> **Problem to solve**:
Find the string "Humanismo" in the data, then copy every line where it is found.

Collection entries
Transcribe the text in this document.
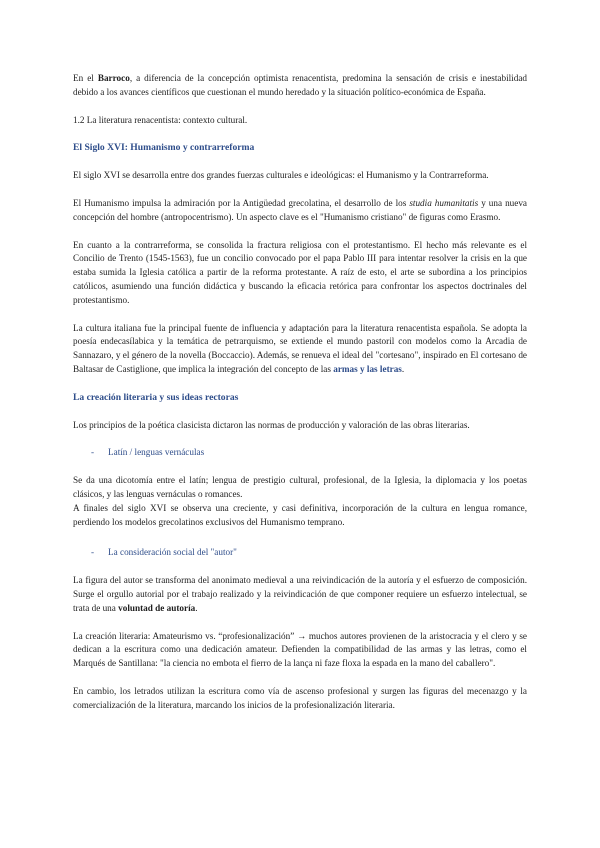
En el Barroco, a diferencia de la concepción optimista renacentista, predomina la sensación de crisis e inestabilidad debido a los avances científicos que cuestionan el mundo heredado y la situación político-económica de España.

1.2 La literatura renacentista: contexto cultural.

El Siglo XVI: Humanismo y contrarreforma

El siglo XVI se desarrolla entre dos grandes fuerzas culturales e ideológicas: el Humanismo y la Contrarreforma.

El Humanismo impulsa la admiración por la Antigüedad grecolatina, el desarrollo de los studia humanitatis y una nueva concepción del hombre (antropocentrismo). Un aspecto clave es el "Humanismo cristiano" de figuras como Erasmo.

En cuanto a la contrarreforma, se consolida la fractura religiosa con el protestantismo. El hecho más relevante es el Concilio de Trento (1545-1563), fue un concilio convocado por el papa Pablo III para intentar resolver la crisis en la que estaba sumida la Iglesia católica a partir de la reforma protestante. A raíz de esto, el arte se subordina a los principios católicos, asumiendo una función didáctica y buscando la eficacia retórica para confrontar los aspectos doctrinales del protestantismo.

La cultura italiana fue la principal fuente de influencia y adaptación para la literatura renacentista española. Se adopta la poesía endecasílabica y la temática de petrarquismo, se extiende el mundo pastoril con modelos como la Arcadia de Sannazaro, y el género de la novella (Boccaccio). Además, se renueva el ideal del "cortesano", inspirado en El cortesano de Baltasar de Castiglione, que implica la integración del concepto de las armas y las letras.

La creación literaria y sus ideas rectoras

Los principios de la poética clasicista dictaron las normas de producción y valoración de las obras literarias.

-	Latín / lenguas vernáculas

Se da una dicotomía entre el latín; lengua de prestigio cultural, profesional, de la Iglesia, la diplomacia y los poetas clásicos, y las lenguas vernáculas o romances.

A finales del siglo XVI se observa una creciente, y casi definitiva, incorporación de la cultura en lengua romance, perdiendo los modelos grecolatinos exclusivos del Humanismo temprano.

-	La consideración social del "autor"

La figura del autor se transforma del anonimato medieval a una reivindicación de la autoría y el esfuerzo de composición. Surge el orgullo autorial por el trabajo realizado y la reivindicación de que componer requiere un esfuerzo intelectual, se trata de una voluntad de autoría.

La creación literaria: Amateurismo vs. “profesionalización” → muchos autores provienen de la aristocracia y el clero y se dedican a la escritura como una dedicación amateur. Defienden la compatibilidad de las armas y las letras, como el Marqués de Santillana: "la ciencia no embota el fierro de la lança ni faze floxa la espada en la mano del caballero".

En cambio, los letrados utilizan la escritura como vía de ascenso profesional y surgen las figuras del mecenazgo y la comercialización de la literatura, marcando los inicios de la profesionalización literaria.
--
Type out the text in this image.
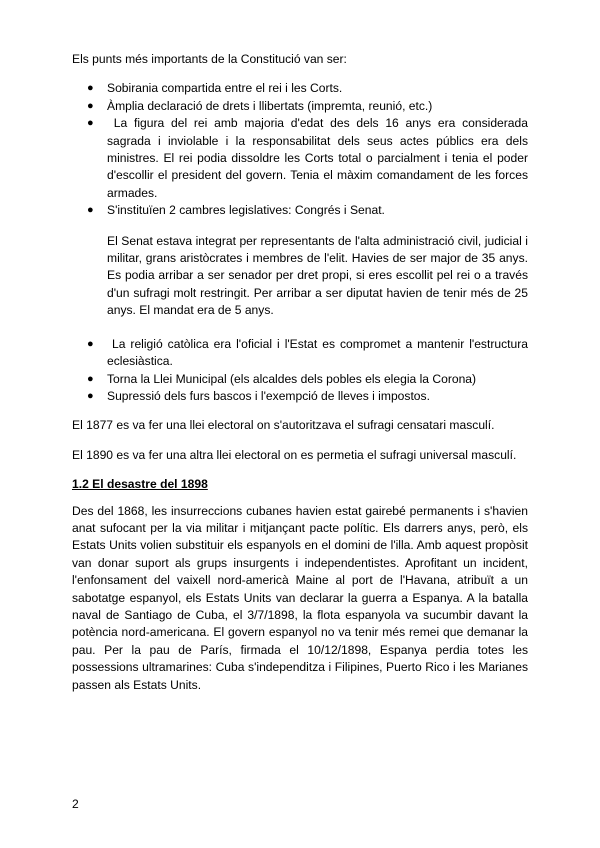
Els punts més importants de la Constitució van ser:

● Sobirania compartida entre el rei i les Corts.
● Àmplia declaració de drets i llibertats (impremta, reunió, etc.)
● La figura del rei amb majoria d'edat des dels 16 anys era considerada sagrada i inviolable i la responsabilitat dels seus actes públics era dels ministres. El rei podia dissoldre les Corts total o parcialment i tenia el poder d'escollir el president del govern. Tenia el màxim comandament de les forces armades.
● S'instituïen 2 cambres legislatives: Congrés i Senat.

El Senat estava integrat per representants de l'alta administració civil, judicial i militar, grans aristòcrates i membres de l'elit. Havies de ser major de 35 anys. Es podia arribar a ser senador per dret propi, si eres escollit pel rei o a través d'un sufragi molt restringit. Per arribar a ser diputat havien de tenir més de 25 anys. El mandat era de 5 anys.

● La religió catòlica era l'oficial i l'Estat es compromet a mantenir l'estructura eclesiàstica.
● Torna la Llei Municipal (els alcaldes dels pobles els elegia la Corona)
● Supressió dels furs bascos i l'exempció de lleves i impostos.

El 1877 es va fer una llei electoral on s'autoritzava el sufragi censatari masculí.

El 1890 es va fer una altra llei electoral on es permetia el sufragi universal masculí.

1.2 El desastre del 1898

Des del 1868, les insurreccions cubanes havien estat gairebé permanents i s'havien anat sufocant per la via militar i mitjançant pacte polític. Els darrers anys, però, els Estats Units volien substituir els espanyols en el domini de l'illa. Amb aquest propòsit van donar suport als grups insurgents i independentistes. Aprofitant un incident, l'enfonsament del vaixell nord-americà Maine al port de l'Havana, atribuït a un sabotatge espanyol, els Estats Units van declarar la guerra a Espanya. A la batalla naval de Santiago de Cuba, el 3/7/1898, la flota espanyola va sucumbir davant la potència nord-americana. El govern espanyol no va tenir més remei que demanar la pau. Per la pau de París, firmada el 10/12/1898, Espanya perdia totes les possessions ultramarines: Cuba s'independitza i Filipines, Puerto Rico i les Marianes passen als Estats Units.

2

> **Full output**:
El Siglo XVI: Humanismo y contrarreforma
El siglo XVI se desarrolla entre dos grandes fuerzas culturales e ideológicas: el Humanismo y la Contrarreforma.
El Humanismo impulsa la admiración por la Antigüedad grecolatina, el desarrollo de los studia humanitatis y una nueva concepción del hombre (antropocentrismo). Un aspecto clave es el "Humanismo cristiano" de figuras como Erasmo.
A finales del siglo XVI se observa una creciente, y casi definitiva, incorporación de la cultura en lengua romance, perdiendo los modelos grecolatinos exclusivos del Humanismo temprano.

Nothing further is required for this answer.